Do this.
Type every record exactly as it appears.
[start Material to process]
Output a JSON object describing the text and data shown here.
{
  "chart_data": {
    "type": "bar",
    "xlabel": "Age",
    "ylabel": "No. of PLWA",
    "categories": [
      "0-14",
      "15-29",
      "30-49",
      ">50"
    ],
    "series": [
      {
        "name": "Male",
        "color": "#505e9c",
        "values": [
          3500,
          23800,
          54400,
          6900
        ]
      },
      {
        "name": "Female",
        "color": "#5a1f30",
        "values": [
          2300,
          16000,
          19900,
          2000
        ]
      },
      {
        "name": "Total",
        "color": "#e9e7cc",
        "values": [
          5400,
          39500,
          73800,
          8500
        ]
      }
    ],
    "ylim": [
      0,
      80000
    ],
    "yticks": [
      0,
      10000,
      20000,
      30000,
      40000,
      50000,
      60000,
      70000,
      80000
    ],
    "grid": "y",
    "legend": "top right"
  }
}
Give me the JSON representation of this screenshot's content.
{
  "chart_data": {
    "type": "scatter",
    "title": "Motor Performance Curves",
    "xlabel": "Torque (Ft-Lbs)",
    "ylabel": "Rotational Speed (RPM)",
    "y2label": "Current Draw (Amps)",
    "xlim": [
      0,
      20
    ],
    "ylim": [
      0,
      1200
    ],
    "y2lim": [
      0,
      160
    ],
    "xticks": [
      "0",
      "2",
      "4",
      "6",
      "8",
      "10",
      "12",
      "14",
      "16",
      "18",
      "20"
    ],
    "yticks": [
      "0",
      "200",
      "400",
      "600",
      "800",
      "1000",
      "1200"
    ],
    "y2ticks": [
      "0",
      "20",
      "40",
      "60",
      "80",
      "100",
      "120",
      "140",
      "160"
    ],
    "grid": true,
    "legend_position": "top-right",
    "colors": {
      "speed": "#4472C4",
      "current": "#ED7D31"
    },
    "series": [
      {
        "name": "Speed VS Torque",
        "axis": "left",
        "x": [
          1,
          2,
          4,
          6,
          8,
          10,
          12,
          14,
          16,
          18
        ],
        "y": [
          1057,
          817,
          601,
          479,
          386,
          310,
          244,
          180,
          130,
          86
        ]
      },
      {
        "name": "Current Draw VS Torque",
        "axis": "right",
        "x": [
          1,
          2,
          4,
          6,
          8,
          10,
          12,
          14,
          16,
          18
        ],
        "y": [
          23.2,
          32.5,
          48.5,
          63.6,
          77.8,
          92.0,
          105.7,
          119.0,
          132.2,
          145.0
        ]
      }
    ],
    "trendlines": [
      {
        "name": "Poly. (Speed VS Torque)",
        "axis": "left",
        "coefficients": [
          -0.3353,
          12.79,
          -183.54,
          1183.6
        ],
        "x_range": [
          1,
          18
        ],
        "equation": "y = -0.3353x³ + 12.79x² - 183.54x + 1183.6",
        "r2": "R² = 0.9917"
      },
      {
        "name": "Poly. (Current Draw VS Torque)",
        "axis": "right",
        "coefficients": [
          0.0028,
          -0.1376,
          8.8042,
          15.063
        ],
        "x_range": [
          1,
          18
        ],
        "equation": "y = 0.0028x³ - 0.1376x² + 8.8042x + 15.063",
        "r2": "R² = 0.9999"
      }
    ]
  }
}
[end Material to process]
Response to this task.
Output a JSON object describing the text and data shown here.
{
  "chart_data": {
    "type": "bar",
    "xlabel": "Age",
    "ylabel": "No. of PLWA",
    "categories": [
      "0-14",
      "15-29",
      "30-49",
      ">50"
    ],
    "series": [
      {
        "name": "Male",
        "color": "#505e9c",
        "values": [
          3500,
          23800,
          54400,
          6900
        ]
      },
      {
        "name": "Female",
        "color": "#5a1f30",
        "values": [
          2300,
          16000,
          19900,
          2000
        ]
      },
      {
        "name": "Total",
        "color": "#e9e7cc",
        "values": [
          5400,
          39500,
          73800,
          8500
        ]
      }
    ],
    "ylim": [
      0,
      80000
    ],
    "yticks": [
      0,
      10000,
      20000,
      30000,
      40000,
      50000,
      60000,
      70000,
      80000
    ],
    "grid": "y",
    "legend": "top right"
  }
}
Give me the JSON representation of this screenshot's content.
{
  "chart_data": {
    "type": "scatter",
    "title": "Motor Performance Curves",
    "xlabel": "Torque (Ft-Lbs)",
    "ylabel": "Rotational Speed (RPM)",
    "y2label": "Current Draw (Amps)",
    "xlim": [
      0,
      20
    ],
    "ylim": [
      0,
      1200
    ],
    "y2lim": [
      0,
      160
    ],
    "xticks": [
      "0",
      "2",
      "4",
      "6",
      "8",
      "10",
      "12",
      "14",
      "16",
      "18",
      "20"
    ],
    "yticks": [
      "0",
      "200",
      "400",
      "600",
      "800",
      "1000",
      "1200"
    ],
    "y2ticks": [
      "0",
      "20",
      "40",
      "60",
      "80",
      "100",
      "120",
      "140",
      "160"
    ],
    "grid": true,
    "legend_position": "top-right",
    "colors": {
      "speed": "#4472C4",
      "current": "#ED7D31"
    },
    "series": [
      {
        "name": "Speed VS Torque",
        "axis": "left",
        "x": [
          1,
          2,
          4,
          6,
          8,
          10,
          12,
          14,
          16,
          18
        ],
        "y": [
          1057,
          817,
          601,
          479,
          386,
          310,
          244,
          180,
          130,
          86
        ]
      },
      {
        "name": "Current Draw VS Torque",
        "axis": "right",
        "x": [
          1,
          2,
          4,
          6,
          8,
          10,
          12,
          14,
          16,
          18
        ],
        "y": [
          23.2,
          32.5,
          48.5,
          63.6,
          77.8,
          92.0,
          105.7,
          119.0,
          132.2,
          145.0
        ]
      }
    ],
    "trendlines": [
      {
        "name": "Poly. (Speed VS Torque)",
        "axis": "left",
        "coefficients": [
          -0.3353,
          12.79,
          -183.54,
          1183.6
        ],
        "x_range": [
          1,
          18
        ],
        "equation": "y = -0.3353x³ + 12.79x² - 183.54x + 1183.6",
        "r2": "R² = 0.9917"
      },
      {
        "name": "Poly. (Current Draw VS Torque)",
        "axis": "right",
        "coefficients": [
          0.0028,
          -0.1376,
          8.8042,
          15.063
        ],
        "x_range": [
          1,
          18
        ],
        "equation": "y = 0.0028x³ - 0.1376x² + 8.8042x + 15.063",
        "r2": "R² = 0.9999"
      }
    ]
  }
}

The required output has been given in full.